[The records Boundary: Start]

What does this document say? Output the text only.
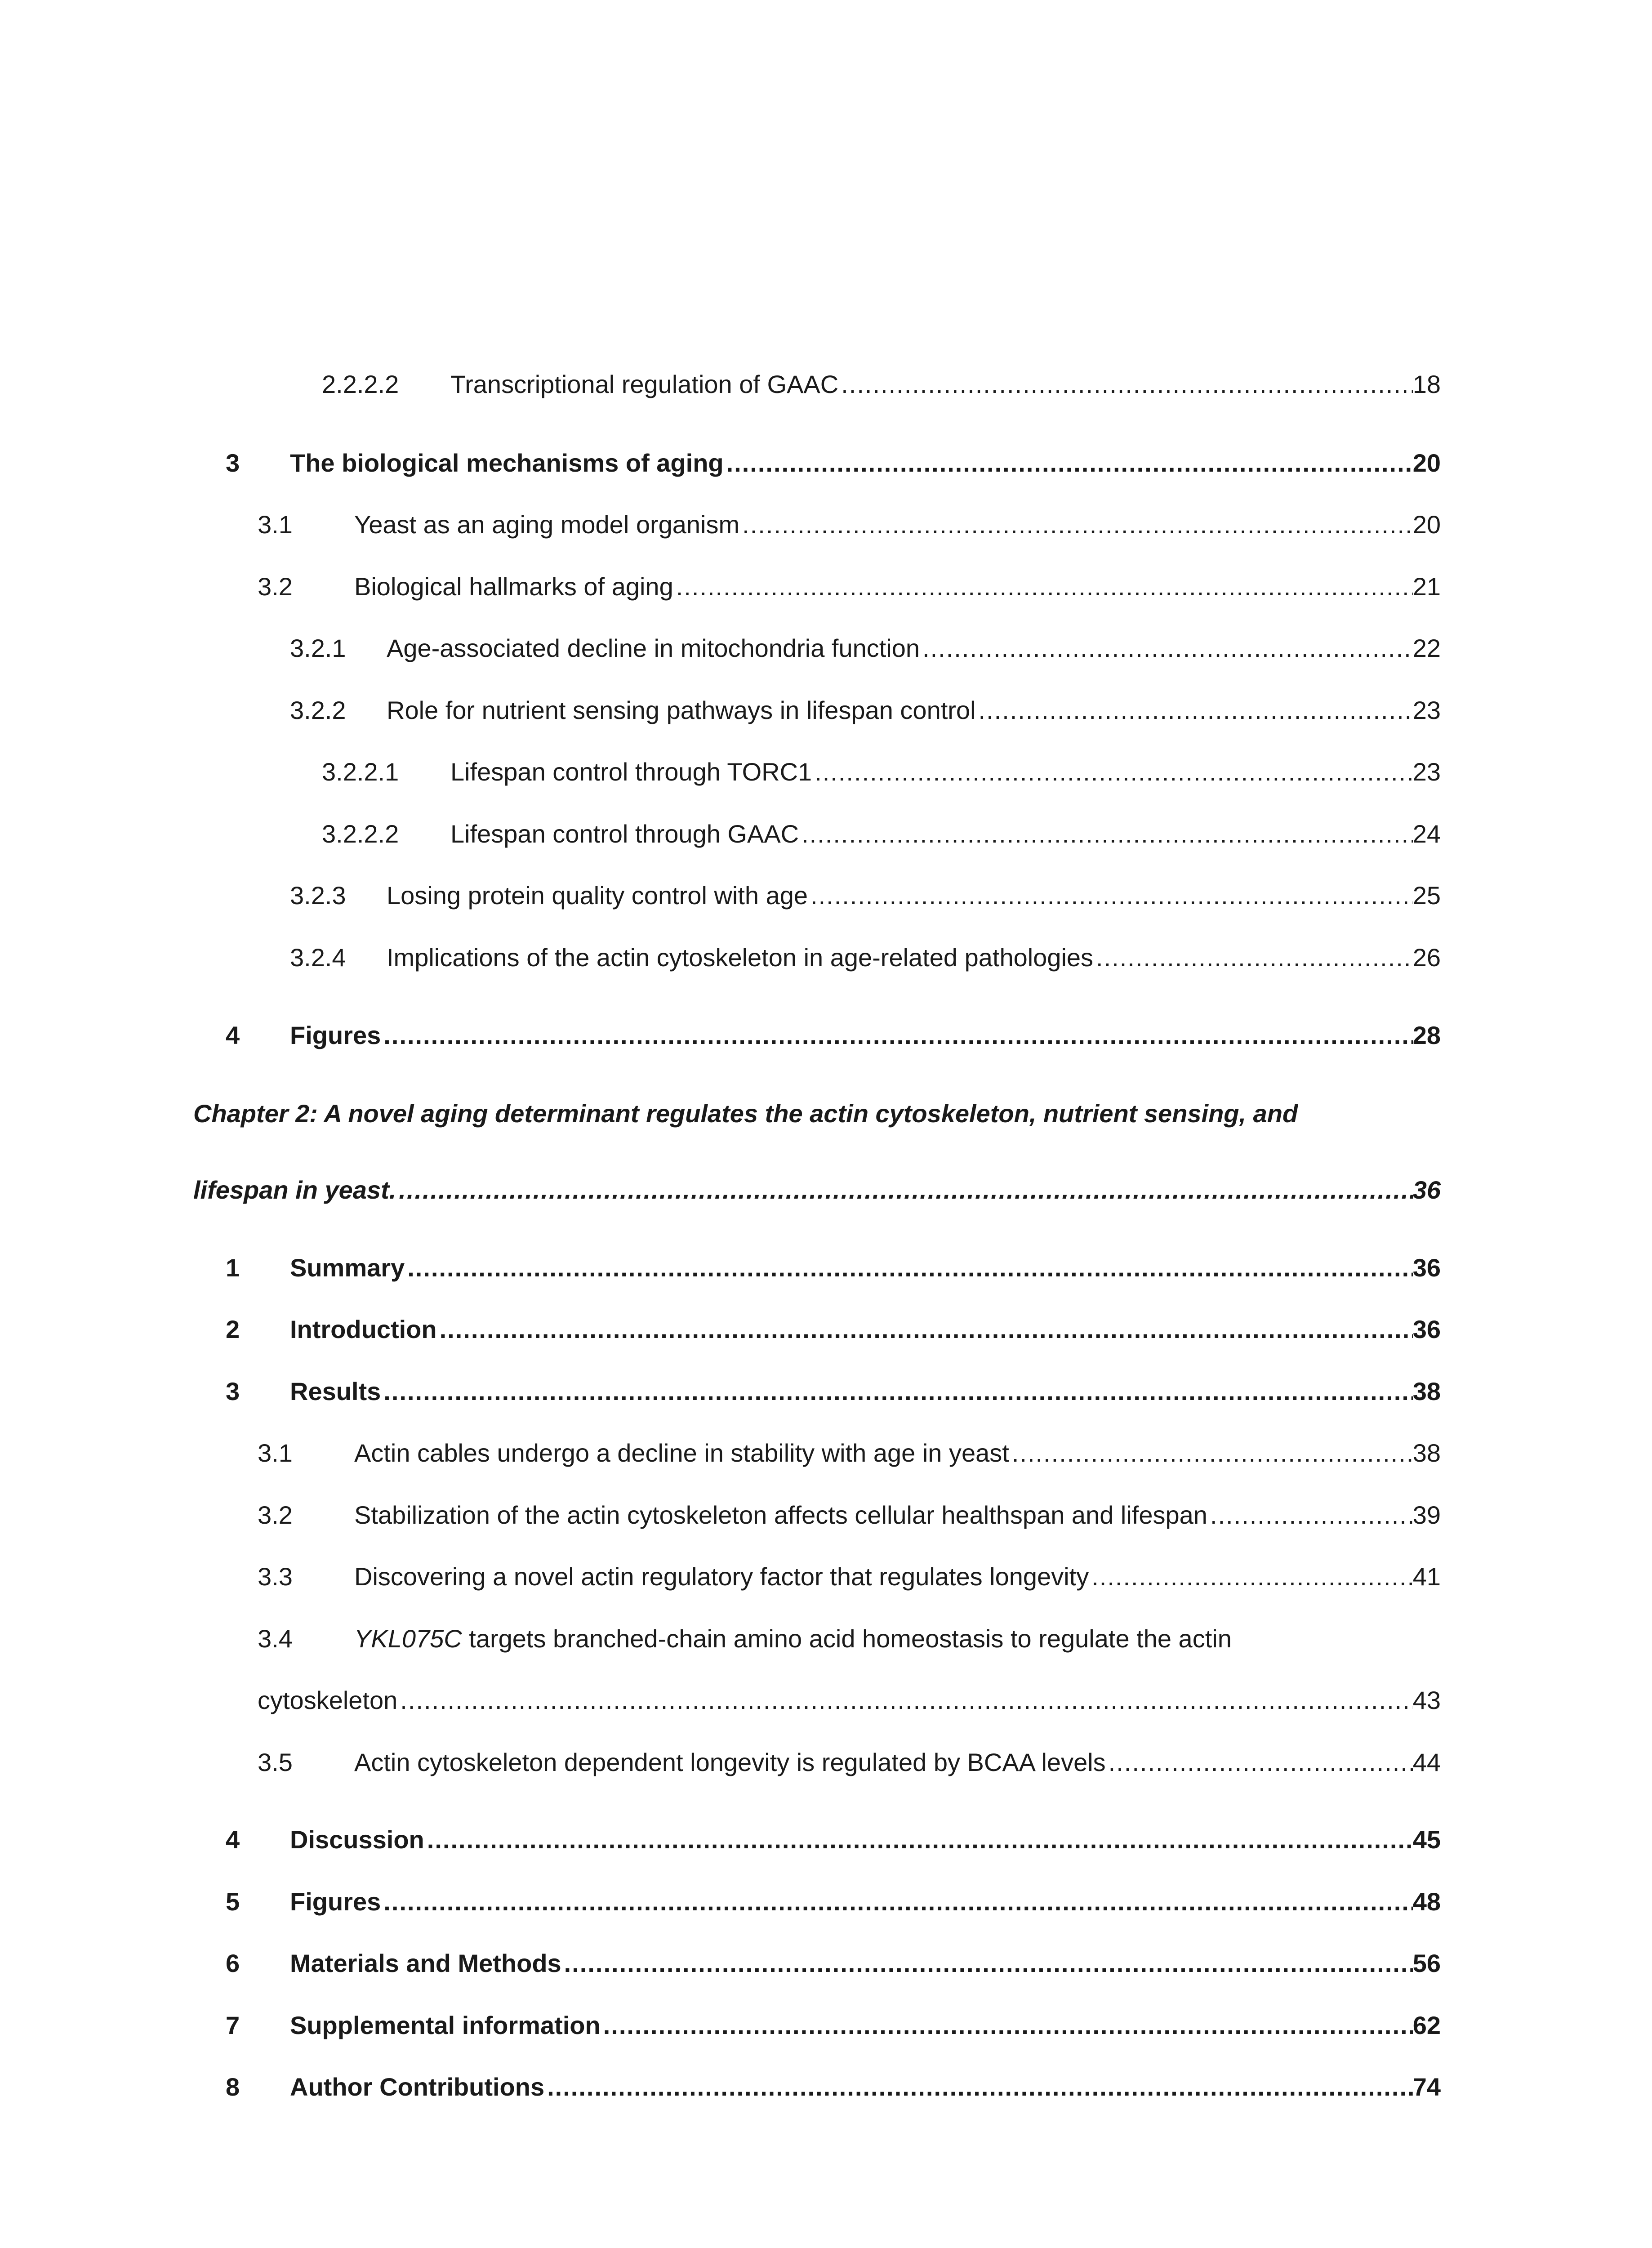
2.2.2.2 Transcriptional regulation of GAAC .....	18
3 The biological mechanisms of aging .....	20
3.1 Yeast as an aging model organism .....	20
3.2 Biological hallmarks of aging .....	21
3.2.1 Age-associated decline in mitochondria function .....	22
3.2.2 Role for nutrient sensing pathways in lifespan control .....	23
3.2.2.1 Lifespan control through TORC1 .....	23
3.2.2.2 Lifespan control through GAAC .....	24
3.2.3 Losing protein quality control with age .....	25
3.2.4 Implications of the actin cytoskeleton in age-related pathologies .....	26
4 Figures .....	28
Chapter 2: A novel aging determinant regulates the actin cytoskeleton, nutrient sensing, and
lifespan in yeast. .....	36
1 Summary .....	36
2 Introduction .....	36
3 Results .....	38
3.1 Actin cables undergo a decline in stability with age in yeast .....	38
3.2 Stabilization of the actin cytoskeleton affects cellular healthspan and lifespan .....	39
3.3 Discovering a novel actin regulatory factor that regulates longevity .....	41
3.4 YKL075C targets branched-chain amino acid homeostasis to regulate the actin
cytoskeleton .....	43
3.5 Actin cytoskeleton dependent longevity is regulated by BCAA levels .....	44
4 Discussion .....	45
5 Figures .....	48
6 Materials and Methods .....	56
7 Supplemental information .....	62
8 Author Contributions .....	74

[The records Boundary: End]

About this task >> Go through the records. Copy each line where "regulates" appears.

Solution >>
Chapter 2: A novel aging determinant regulates the actin cytoskeleton, nutrient sensing, and
3.3 Discovering a novel actin regulatory factor that regulates longevity .....	41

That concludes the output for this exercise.